## Task to carry out
Copy out every line of the data below exactly as it appears, with no changes.

## Material shown
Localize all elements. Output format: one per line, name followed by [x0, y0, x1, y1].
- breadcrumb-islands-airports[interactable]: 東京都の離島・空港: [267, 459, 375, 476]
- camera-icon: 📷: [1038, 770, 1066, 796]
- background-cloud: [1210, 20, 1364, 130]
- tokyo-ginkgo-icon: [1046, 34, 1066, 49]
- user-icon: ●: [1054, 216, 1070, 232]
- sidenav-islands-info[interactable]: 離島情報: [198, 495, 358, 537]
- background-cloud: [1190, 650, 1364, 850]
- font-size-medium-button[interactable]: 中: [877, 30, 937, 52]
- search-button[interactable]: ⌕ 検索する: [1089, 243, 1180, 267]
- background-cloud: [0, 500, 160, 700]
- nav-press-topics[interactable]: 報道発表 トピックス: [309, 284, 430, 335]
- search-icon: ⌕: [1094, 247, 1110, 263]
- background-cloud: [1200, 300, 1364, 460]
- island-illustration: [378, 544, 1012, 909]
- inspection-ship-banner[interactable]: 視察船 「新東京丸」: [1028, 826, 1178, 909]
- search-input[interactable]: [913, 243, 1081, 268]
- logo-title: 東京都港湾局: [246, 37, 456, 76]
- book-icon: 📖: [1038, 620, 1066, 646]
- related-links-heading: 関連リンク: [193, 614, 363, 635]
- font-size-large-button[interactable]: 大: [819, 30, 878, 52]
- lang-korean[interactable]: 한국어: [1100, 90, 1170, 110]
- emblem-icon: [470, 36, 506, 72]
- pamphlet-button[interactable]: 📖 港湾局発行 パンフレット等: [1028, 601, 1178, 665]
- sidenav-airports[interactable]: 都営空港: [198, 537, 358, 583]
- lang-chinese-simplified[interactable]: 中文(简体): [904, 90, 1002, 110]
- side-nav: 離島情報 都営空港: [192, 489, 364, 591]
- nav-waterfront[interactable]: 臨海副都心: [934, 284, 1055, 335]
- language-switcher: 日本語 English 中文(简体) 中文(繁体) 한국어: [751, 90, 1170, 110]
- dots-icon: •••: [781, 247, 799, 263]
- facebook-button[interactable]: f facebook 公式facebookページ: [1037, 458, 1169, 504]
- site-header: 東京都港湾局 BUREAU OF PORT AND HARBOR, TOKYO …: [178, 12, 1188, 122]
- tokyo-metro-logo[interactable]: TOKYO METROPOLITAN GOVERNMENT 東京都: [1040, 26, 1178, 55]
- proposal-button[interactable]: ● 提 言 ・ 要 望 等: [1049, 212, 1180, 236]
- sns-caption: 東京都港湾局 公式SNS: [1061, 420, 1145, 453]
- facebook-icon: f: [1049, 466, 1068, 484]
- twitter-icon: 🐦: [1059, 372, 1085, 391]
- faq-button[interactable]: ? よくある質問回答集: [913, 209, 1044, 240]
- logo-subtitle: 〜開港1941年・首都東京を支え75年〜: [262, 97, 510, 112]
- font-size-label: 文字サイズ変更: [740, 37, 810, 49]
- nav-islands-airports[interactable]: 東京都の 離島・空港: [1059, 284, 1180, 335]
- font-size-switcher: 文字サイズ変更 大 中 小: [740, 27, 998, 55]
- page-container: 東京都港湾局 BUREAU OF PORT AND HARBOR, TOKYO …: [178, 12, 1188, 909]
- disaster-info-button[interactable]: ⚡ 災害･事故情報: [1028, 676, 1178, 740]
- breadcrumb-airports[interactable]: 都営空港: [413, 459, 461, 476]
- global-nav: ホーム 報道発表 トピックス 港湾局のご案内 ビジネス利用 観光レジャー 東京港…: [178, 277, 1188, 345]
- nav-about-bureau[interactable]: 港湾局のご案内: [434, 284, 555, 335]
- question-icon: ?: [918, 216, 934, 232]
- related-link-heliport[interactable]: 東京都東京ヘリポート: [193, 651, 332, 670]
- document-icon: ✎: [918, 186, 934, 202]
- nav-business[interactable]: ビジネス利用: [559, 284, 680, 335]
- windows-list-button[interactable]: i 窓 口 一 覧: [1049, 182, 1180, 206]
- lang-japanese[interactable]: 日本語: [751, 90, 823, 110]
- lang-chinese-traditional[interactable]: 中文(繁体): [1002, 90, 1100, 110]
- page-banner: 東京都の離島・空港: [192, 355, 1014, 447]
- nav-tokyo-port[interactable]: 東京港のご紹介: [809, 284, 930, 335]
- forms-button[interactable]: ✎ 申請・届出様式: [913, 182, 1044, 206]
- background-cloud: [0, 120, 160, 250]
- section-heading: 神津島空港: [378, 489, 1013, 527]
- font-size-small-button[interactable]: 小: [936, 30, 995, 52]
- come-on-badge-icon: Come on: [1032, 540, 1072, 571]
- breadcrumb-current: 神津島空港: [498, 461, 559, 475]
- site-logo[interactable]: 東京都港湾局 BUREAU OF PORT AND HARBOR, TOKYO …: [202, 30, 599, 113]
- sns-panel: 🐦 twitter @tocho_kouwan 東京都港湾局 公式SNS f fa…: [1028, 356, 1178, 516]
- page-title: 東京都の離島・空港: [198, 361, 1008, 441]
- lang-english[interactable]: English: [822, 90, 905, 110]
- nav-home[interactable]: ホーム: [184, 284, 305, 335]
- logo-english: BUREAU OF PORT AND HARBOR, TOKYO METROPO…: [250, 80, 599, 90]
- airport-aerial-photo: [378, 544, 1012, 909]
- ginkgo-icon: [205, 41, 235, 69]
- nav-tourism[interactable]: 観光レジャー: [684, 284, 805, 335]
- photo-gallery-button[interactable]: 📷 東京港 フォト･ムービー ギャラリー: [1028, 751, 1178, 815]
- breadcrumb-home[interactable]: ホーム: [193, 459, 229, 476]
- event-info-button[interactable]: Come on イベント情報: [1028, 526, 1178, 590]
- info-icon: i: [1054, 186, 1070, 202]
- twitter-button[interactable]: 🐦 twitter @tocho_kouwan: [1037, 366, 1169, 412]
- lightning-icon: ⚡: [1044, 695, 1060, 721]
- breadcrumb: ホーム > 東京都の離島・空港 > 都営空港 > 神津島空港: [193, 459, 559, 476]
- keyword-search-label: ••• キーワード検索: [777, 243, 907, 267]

## Response to the exercise
Localize all elements. Output format: one per line, name followed by [x0, y0, x1, y1].
- breadcrumb-islands-airports[interactable]: 東京都の離島・空港: [267, 459, 375, 476]
- camera-icon: 📷: [1038, 770, 1066, 796]
- background-cloud: [1210, 20, 1364, 130]
- tokyo-ginkgo-icon: [1046, 34, 1066, 49]
- user-icon: ●: [1054, 216, 1070, 232]
- sidenav-islands-info[interactable]: 離島情報: [198, 495, 358, 537]
- background-cloud: [1190, 650, 1364, 850]
- font-size-medium-button[interactable]: 中: [877, 30, 937, 52]
- search-button[interactable]: ⌕ 検索する: [1089, 243, 1180, 267]
- background-cloud: [0, 500, 160, 700]
- nav-press-topics[interactable]: 報道発表 トピックス: [309, 284, 430, 335]
- search-icon: ⌕: [1094, 247, 1110, 263]
- background-cloud: [1200, 300, 1364, 460]
- island-illustration: [378, 544, 1012, 909]
- inspection-ship-banner[interactable]: 視察船 「新東京丸」: [1028, 826, 1178, 909]
- search-input[interactable]: [913, 243, 1081, 268]
- logo-title: 東京都港湾局: [246, 37, 456, 76]
- book-icon: 📖: [1038, 620, 1066, 646]
- related-links-heading: 関連リンク: [193, 614, 363, 635]
- font-size-large-button[interactable]: 大: [819, 30, 878, 52]
- lang-korean[interactable]: 한국어: [1100, 90, 1170, 110]
- emblem-icon: [470, 36, 506, 72]
- pamphlet-button[interactable]: 📖 港湾局発行 パンフレット等: [1028, 601, 1178, 665]
- sidenav-airports[interactable]: 都営空港: [198, 537, 358, 583]
- lang-chinese-simplified[interactable]: 中文(简体): [904, 90, 1002, 110]
- side-nav: 離島情報 都営空港: [192, 489, 364, 591]
- nav-waterfront[interactable]: 臨海副都心: [934, 284, 1055, 335]
- language-switcher: 日本語 English 中文(简体) 中文(繁体) 한국어: [751, 90, 1170, 110]
- dots-icon: •••: [781, 247, 799, 263]
- facebook-button[interactable]: f facebook 公式facebookページ: [1037, 458, 1169, 504]
- site-header: 東京都港湾局 BUREAU OF PORT AND HARBOR, TOKYO …: [178, 12, 1188, 122]
- tokyo-metro-logo[interactable]: TOKYO METROPOLITAN GOVERNMENT 東京都: [1040, 26, 1178, 55]
- proposal-button[interactable]: ● 提 言 ・ 要 望 等: [1049, 212, 1180, 236]
- sns-caption: 東京都港湾局 公式SNS: [1061, 420, 1145, 453]
- facebook-icon: f: [1049, 466, 1068, 484]
- twitter-icon: 🐦: [1059, 372, 1085, 391]
- faq-button[interactable]: ? よくある質問回答集: [913, 209, 1044, 240]
- logo-subtitle: 〜開港1941年・首都東京を支え75年〜: [262, 97, 510, 112]
- font-size-label: 文字サイズ変更: [740, 37, 810, 49]
- nav-islands-airports[interactable]: 東京都の 離島・空港: [1059, 284, 1180, 335]
- font-size-switcher: 文字サイズ変更 大 中 小: [740, 27, 998, 55]
- page-container: 東京都港湾局 BUREAU OF PORT AND HARBOR, TOKYO …: [178, 12, 1188, 909]
- disaster-info-button[interactable]: ⚡ 災害･事故情報: [1028, 676, 1178, 740]
- breadcrumb-airports[interactable]: 都営空港: [413, 459, 461, 476]
- global-nav: ホーム 報道発表 トピックス 港湾局のご案内 ビジネス利用 観光レジャー 東京港…: [178, 277, 1188, 345]
- nav-about-bureau[interactable]: 港湾局のご案内: [434, 284, 555, 335]
- question-icon: ?: [918, 216, 934, 232]
- related-link-heliport[interactable]: 東京都東京ヘリポート: [193, 651, 332, 670]
- document-icon: ✎: [918, 186, 934, 202]
- nav-business[interactable]: ビジネス利用: [559, 284, 680, 335]
- windows-list-button[interactable]: i 窓 口 一 覧: [1049, 182, 1180, 206]
- lang-japanese[interactable]: 日本語: [751, 90, 823, 110]
- lang-chinese-traditional[interactable]: 中文(繁体): [1002, 90, 1100, 110]
- page-banner: 東京都の離島・空港: [192, 355, 1014, 447]
- nav-tokyo-port[interactable]: 東京港のご紹介: [809, 284, 930, 335]
- forms-button[interactable]: ✎ 申請・届出様式: [913, 182, 1044, 206]
- background-cloud: [0, 120, 160, 250]
- section-heading: 神津島空港: [378, 489, 1013, 527]
- font-size-small-button[interactable]: 小: [936, 30, 995, 52]
- come-on-badge-icon: Come on: [1032, 540, 1072, 571]
- breadcrumb-current: 神津島空港: [498, 461, 559, 475]
- site-logo[interactable]: 東京都港湾局 BUREAU OF PORT AND HARBOR, TOKYO …: [202, 30, 599, 113]
- sns-panel: 🐦 twitter @tocho_kouwan 東京都港湾局 公式SNS f fa…: [1028, 356, 1178, 516]
- page-title: 東京都の離島・空港: [198, 361, 1008, 441]
- lang-english[interactable]: English: [822, 90, 905, 110]
- nav-home[interactable]: ホーム: [184, 284, 305, 335]
- logo-english: BUREAU OF PORT AND HARBOR, TOKYO METROPO…: [250, 80, 599, 90]
- airport-aerial-photo: [378, 544, 1012, 909]
- ginkgo-icon: [205, 41, 235, 69]
- nav-tourism[interactable]: 観光レジャー: [684, 284, 805, 335]
- photo-gallery-button[interactable]: 📷 東京港 フォト･ムービー ギャラリー: [1028, 751, 1178, 815]
- breadcrumb-home[interactable]: ホーム: [193, 459, 229, 476]
- event-info-button[interactable]: Come on イベント情報: [1028, 526, 1178, 590]
- info-icon: i: [1054, 186, 1070, 202]
- twitter-button[interactable]: 🐦 twitter @tocho_kouwan: [1037, 366, 1169, 412]
- lightning-icon: ⚡: [1044, 695, 1060, 721]
- breadcrumb: ホーム > 東京都の離島・空港 > 都営空港 > 神津島空港: [193, 459, 559, 476]
- keyword-search-label: ••• キーワード検索: [777, 243, 907, 267]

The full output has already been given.